REQUIREMENTS:
#1 Can you retype the lightship text from "- Draft: 12.6" to "acres (0.12 ha)"?
#2 Can you turn the paragraph of the lightship text that begins "The United States lightship Barnegat (LV-79/WAL-506)" into a short list of its main facts?

EXCERPTED TEXT:
* BEGIN *

General characteristics
- Displacement: 668 tons
- Length: 129 ft (39 m)
- Beam: 28.6 ft (8.7 m)
- Draft: 12.6 ft (3.8 m)
- Propulsion: Steam-one compound surface condensing engine, 16" and 31" bores x 24" stroke, 325 IEP; 2 boilers 9'3" dia x 164" long, 100 psi; propeller 79" dia; also rigged for sail initially
- Speed: 10 knots (19 km/h)
- Barnegat
- U.S. National Register of Historic Places
- New Jersey Register of Historic Places
- Location: North 7th Street, Camden, New Jersey
- Coordinates: 39°57′21″N 75°6′46″W﻿ / ﻿39.95583°N 75.11278°W
- Area: 0.3 acres (0.12 ha)
- Built: 1904
- Architect: New York Ship Building and Dry Dock Company
- NRHP reference No.: 79002317
- Added to NRHP: 29 November 1979

= United States lightship Barnegat (LV-79) =

Lightvessel in New Jersey

The United States lightship Barnegat (LV-79/WAL-506), is located in Camden, Camden County, New Jersey, United States. The lightship was built in 1904 and was added to the National Register of Historic Places on 29 November 1979.

* END *

DATA EXTRACT:
* BEGIN *

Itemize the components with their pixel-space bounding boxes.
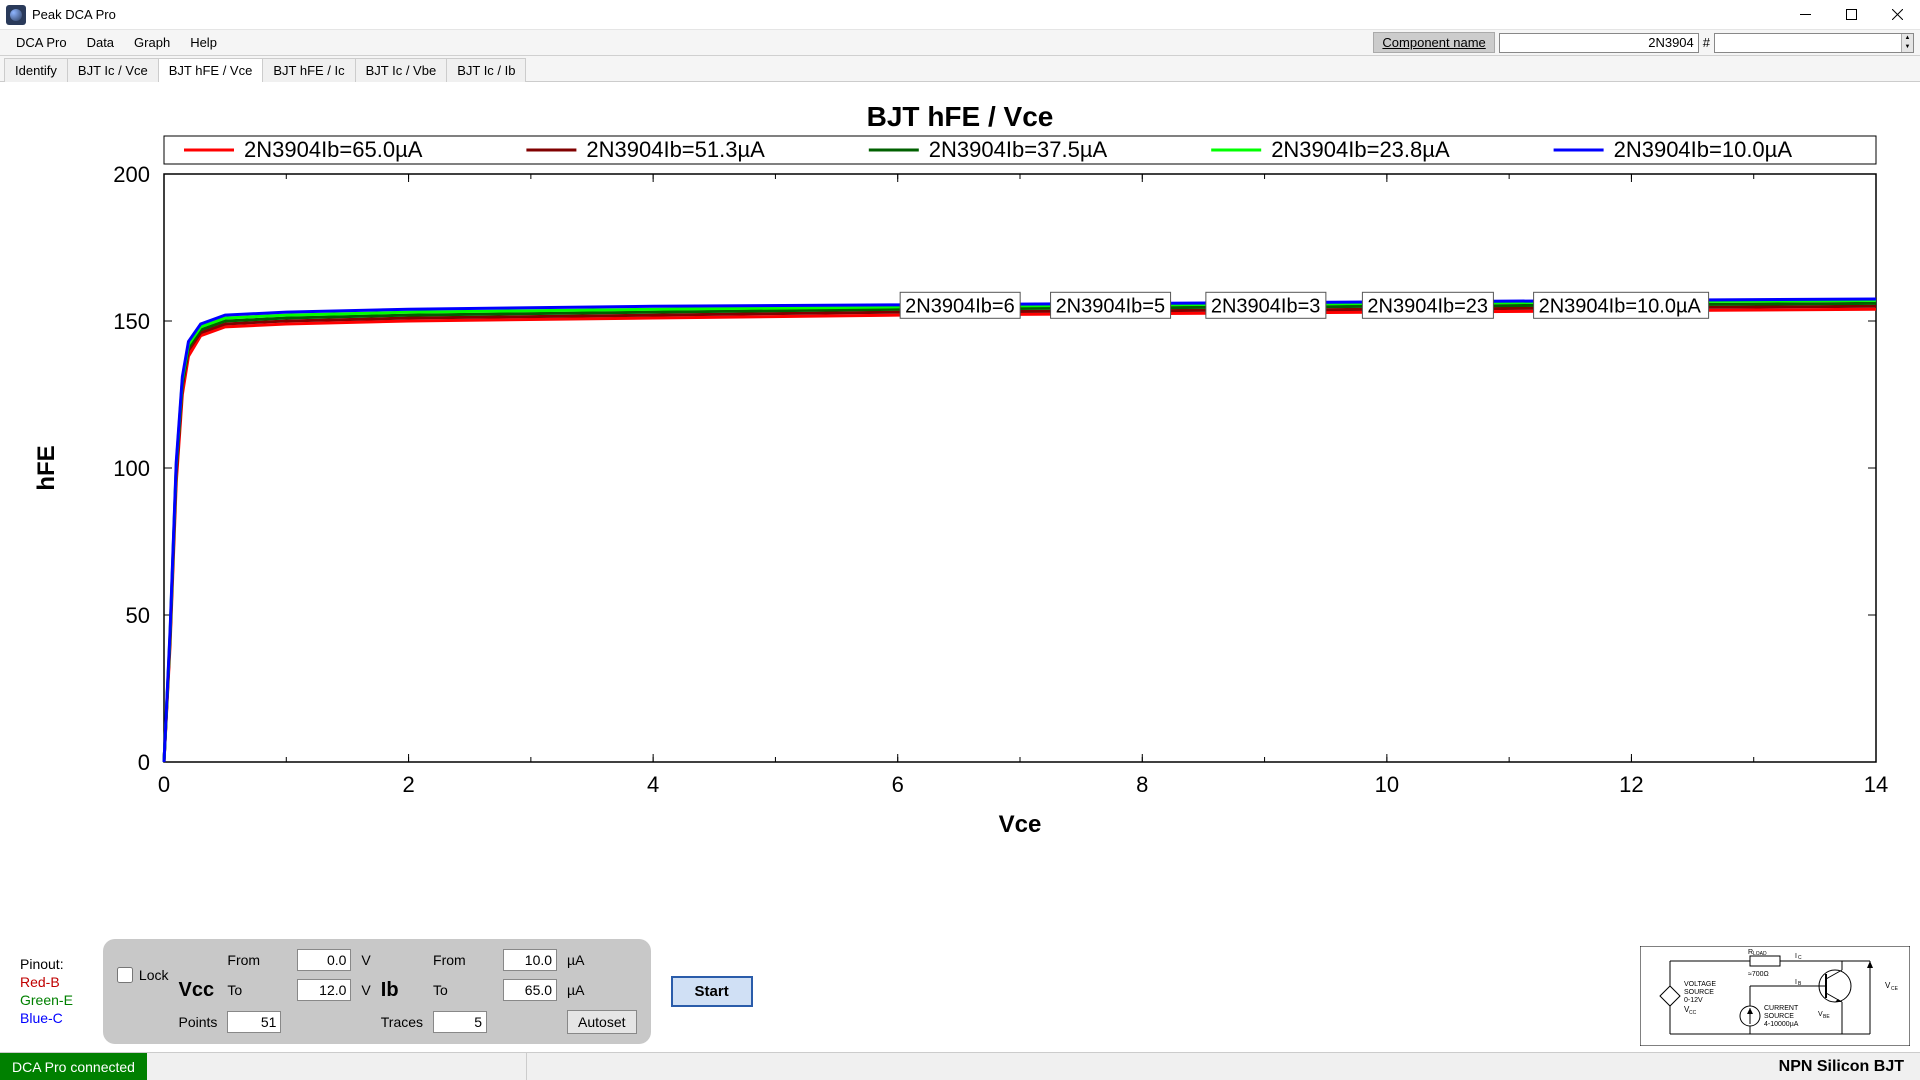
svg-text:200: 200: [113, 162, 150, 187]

* END *

SOLUTION SET:
#1
- Draft: 12.6 ft (3.8 m)
- Propulsion: Steam-one compound surface condensing engine, 16" and 31" bores x 24" stroke, 325 IEP; 2 boilers 9'3" dia x 164" long, 100 psi; propeller 79" dia; also rigged for sail initially
- Speed: 10 knots (19 km/h)
- Barnegat
- U.S. National Register of Historic Places
- New Jersey Register of Historic Places
- Location: North 7th Street, Camden, New Jersey
- Coordinates: 39°57′21″N 75°6′46″W﻿ / ﻿39.95583°N 75.11278°W
- Area: 0.3 acres (0.12 ha)

#2
- Name: United States lightship Barnegat (LV-79/WAL-506)
- Location: Camden, Camden County, New Jersey, United States
- Built: 1904
- Added to the National Register of Historic Places: 29 November 1979